===== Records for this exercise =====

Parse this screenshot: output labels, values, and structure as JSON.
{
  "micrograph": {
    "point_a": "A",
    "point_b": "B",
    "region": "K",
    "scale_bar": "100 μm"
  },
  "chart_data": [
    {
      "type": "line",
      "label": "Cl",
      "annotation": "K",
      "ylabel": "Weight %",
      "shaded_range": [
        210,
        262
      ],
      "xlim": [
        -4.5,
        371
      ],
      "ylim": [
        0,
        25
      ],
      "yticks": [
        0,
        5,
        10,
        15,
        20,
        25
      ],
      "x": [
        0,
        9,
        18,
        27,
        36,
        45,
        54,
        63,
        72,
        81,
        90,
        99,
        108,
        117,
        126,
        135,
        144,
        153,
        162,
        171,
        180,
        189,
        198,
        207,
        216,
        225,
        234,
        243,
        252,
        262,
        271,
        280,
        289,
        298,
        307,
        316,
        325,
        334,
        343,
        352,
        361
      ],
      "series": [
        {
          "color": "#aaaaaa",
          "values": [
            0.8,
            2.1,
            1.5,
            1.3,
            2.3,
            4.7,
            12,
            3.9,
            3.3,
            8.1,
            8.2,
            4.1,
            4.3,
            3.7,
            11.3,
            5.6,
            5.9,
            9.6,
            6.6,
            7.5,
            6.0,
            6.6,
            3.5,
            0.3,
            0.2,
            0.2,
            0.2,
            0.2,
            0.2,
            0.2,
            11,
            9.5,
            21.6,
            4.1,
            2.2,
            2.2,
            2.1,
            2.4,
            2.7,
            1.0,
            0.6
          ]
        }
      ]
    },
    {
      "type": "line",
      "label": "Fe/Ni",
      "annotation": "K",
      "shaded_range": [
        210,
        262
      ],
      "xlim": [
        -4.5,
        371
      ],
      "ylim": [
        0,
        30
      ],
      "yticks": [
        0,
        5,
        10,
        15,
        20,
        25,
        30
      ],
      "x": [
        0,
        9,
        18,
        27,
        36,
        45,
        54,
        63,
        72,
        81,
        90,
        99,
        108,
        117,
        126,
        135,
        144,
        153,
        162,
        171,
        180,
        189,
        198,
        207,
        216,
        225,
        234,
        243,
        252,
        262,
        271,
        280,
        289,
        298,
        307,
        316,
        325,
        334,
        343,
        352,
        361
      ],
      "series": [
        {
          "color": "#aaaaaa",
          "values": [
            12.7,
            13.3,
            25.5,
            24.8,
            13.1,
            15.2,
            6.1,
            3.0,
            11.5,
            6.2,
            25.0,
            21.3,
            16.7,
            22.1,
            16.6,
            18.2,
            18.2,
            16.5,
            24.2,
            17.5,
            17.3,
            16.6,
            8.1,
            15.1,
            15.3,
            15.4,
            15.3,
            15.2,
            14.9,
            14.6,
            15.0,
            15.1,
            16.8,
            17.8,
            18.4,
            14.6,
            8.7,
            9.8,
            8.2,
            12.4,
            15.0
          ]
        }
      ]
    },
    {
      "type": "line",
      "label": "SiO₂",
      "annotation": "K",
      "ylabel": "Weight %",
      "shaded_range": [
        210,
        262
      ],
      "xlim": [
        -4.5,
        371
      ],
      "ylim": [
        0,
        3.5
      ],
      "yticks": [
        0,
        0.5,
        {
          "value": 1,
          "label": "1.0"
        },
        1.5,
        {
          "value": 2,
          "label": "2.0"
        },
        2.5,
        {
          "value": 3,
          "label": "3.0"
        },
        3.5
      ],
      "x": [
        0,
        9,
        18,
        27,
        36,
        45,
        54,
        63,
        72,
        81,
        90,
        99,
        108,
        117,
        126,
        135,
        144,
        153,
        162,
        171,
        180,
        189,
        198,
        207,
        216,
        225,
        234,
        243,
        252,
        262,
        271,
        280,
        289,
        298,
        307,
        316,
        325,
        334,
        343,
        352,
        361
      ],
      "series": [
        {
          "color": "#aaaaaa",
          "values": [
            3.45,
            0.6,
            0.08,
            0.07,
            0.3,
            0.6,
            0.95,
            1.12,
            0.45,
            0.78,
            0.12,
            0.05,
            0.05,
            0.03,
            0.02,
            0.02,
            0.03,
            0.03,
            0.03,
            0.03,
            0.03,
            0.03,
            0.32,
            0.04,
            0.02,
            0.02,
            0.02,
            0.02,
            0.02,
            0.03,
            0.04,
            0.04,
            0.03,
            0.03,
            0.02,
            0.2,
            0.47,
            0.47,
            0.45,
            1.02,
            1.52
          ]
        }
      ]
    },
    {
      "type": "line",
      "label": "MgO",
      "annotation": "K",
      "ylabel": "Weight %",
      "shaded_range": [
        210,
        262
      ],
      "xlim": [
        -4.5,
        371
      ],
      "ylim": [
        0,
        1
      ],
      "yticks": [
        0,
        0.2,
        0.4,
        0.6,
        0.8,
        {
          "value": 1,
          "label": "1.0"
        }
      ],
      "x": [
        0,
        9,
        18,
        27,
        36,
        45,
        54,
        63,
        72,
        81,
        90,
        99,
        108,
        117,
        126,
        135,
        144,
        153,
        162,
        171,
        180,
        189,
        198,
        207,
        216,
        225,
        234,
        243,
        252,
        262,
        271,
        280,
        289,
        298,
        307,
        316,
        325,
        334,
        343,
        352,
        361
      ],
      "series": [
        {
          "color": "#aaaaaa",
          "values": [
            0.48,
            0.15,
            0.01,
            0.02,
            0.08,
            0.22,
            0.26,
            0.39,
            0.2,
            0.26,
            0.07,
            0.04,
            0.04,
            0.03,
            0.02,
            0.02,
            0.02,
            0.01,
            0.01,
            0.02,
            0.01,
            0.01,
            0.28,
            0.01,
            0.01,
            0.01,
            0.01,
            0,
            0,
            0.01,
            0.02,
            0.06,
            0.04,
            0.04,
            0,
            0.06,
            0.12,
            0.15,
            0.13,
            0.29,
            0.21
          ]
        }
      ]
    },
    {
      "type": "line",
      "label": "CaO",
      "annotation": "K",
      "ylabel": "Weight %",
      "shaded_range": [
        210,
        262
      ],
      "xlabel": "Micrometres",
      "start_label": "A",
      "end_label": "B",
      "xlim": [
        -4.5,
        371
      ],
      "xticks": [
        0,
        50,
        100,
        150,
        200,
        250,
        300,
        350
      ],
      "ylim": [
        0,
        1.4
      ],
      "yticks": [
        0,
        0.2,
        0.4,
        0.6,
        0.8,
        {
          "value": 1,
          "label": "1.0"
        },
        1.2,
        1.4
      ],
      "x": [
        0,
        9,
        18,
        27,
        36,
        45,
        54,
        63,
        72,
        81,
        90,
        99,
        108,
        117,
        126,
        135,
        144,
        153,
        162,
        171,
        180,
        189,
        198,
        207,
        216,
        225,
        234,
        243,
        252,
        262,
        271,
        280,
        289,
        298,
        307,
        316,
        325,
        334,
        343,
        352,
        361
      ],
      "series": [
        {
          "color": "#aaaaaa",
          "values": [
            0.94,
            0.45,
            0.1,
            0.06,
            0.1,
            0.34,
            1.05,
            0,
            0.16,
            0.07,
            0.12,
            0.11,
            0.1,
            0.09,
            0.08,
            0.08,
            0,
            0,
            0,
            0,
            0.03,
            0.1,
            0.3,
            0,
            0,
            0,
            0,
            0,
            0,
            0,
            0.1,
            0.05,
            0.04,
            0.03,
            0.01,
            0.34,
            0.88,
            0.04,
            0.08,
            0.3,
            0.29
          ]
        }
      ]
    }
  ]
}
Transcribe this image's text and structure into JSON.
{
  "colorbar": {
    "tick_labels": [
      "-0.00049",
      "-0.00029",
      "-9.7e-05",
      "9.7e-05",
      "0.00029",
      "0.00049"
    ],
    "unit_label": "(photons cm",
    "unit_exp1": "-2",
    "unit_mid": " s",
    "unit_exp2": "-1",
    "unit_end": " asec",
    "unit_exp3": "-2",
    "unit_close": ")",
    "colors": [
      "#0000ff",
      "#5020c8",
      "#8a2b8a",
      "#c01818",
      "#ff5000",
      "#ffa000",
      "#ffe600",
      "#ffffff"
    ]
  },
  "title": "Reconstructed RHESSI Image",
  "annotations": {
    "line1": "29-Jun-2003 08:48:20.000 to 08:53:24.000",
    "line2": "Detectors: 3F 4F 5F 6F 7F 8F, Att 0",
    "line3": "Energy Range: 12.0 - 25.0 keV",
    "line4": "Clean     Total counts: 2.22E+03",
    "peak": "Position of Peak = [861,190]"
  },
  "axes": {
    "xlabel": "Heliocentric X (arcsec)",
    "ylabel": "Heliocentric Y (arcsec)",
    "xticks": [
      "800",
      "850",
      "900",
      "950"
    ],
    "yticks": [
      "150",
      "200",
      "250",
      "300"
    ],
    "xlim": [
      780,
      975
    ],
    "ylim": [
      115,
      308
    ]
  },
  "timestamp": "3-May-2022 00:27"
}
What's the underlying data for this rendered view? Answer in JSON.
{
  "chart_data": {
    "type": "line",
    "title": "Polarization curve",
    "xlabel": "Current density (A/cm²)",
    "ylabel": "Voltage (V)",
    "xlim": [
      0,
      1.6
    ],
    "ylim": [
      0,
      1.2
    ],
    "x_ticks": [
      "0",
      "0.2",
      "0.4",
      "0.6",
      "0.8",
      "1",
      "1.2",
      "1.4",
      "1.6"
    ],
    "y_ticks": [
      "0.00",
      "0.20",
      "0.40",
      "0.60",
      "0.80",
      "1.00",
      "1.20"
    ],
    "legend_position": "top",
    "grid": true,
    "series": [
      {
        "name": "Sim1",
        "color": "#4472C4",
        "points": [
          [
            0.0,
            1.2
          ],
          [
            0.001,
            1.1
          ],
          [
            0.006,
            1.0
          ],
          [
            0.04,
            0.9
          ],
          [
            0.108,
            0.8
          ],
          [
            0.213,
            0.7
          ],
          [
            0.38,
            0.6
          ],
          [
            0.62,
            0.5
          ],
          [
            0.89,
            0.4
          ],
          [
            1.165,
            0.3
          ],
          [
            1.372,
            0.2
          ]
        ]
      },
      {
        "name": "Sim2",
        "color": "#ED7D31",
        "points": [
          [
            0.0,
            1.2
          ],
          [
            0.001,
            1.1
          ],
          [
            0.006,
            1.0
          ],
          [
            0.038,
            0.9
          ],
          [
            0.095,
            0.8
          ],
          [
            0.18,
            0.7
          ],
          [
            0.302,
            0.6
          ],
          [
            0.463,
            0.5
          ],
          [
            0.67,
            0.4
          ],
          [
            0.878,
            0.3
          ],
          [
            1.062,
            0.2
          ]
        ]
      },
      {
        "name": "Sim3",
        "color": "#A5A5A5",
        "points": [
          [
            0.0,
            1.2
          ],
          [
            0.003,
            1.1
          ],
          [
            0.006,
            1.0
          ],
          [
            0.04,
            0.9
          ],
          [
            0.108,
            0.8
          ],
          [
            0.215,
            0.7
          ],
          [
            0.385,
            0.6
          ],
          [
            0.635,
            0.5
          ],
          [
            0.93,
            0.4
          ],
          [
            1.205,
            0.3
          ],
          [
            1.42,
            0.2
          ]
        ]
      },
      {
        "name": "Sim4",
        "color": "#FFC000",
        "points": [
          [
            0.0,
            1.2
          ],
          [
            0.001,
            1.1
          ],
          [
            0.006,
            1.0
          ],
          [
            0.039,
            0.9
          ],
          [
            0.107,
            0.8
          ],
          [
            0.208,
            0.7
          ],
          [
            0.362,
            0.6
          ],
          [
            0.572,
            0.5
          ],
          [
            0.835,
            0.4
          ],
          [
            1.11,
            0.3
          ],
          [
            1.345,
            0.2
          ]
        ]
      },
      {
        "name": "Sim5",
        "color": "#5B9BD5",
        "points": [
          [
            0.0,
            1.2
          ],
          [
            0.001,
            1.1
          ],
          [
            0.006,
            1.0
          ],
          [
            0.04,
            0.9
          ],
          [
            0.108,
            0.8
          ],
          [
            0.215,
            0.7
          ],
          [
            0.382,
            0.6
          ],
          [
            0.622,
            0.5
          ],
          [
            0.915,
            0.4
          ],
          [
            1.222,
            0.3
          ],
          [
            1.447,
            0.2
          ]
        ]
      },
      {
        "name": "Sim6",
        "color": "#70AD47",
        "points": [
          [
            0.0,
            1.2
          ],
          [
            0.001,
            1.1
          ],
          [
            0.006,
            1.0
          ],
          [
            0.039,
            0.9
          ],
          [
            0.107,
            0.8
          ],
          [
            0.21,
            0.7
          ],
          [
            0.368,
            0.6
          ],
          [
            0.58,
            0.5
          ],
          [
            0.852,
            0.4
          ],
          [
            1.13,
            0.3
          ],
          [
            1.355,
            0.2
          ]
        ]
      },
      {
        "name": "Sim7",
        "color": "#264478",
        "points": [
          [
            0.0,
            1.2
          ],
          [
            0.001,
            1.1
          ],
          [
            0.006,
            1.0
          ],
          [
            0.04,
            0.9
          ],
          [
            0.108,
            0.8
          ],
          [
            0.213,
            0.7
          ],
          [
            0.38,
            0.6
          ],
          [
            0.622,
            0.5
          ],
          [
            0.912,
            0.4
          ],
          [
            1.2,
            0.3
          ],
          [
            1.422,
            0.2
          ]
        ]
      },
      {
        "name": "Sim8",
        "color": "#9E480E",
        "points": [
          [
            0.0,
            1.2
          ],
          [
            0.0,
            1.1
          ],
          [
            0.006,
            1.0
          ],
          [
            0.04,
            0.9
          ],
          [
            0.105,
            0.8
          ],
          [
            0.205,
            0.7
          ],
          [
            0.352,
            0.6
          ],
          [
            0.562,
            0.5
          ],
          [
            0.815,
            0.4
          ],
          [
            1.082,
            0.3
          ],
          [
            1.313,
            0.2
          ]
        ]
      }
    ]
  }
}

=====

### [What you need to do]
Only lines holding the string "JSON" are wanted; gather each one from the entries above.

### [Output below]
Parse this screenshot: output labels, values, and structure as JSON.
Transcribe this image's text and structure into JSON.
What's the underlying data for this rendered view? Answer in JSON.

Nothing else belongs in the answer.